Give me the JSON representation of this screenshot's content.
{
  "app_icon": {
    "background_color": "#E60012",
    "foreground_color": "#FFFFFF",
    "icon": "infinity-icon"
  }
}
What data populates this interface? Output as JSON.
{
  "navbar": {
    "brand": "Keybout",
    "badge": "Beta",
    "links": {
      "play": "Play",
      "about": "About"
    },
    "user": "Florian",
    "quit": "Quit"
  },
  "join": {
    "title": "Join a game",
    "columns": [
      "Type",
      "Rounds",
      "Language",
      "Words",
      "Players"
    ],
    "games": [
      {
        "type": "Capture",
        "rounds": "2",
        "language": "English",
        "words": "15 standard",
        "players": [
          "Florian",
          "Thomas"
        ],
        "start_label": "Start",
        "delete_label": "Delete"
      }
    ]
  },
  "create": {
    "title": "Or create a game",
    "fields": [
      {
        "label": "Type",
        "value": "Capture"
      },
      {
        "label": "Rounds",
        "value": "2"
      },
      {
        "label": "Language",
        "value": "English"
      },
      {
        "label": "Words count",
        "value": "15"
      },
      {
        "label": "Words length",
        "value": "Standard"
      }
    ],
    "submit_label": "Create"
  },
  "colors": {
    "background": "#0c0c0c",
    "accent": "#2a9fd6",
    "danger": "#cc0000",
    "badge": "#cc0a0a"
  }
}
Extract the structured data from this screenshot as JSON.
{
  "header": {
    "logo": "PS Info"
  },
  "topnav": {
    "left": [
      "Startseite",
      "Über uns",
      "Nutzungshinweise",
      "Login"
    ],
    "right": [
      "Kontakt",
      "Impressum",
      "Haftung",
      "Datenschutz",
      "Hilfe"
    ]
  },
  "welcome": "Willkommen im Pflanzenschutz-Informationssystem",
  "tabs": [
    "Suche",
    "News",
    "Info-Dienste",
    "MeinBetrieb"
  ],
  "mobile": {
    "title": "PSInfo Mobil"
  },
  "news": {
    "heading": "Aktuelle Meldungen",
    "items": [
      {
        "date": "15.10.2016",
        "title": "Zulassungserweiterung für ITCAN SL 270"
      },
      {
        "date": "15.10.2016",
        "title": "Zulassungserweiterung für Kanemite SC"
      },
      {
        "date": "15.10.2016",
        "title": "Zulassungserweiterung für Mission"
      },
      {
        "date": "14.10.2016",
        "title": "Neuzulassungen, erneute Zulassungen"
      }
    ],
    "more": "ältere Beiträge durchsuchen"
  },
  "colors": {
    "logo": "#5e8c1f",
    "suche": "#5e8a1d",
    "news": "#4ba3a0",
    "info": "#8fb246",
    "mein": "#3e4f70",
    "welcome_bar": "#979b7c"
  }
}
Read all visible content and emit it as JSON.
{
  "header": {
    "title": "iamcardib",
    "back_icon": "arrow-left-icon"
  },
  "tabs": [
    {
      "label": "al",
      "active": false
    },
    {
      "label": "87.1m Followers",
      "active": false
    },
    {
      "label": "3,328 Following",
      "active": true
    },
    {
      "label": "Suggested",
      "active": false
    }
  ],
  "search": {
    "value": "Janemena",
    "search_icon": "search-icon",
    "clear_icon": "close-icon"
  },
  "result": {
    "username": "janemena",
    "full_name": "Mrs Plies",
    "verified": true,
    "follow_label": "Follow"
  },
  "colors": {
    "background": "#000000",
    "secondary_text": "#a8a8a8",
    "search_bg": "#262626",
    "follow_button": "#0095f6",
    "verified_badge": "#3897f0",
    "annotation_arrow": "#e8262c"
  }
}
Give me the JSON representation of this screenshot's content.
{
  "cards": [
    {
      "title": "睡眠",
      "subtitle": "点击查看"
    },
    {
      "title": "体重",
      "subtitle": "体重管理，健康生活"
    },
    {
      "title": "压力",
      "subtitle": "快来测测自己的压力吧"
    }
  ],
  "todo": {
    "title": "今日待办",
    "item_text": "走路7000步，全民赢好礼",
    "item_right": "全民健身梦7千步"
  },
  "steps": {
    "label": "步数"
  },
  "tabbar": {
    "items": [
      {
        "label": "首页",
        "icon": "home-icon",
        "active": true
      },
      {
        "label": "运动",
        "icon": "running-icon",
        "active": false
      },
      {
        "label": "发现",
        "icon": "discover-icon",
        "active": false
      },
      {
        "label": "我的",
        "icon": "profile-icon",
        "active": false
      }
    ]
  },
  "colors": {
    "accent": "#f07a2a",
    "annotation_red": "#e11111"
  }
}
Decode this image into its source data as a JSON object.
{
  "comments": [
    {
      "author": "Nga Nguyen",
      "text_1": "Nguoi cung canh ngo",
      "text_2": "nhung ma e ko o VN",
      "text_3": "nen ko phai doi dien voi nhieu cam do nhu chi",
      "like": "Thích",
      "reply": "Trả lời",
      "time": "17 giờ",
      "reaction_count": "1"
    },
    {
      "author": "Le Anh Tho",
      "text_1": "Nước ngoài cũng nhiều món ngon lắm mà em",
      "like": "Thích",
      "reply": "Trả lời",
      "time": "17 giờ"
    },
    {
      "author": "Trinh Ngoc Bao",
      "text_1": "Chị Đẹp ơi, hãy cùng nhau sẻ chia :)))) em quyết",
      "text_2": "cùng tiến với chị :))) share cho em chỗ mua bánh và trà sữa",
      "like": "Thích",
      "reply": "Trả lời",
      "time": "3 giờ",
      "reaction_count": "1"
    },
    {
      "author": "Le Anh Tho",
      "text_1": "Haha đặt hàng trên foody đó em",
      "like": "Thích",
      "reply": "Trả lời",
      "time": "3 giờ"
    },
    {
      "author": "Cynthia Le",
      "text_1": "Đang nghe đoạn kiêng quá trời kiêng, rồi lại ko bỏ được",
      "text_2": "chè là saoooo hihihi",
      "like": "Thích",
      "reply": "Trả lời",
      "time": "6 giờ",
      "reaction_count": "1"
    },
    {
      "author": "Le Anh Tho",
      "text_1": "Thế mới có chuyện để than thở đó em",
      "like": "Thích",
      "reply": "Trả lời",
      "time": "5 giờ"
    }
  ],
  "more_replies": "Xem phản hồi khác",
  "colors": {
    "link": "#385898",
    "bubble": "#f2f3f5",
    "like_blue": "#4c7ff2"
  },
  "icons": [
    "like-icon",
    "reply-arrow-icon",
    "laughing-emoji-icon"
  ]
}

━━━━━━━━

• Written problem:
Count the lines above in which the word "JSON" appears, then state only that count.

• Problem solution:
6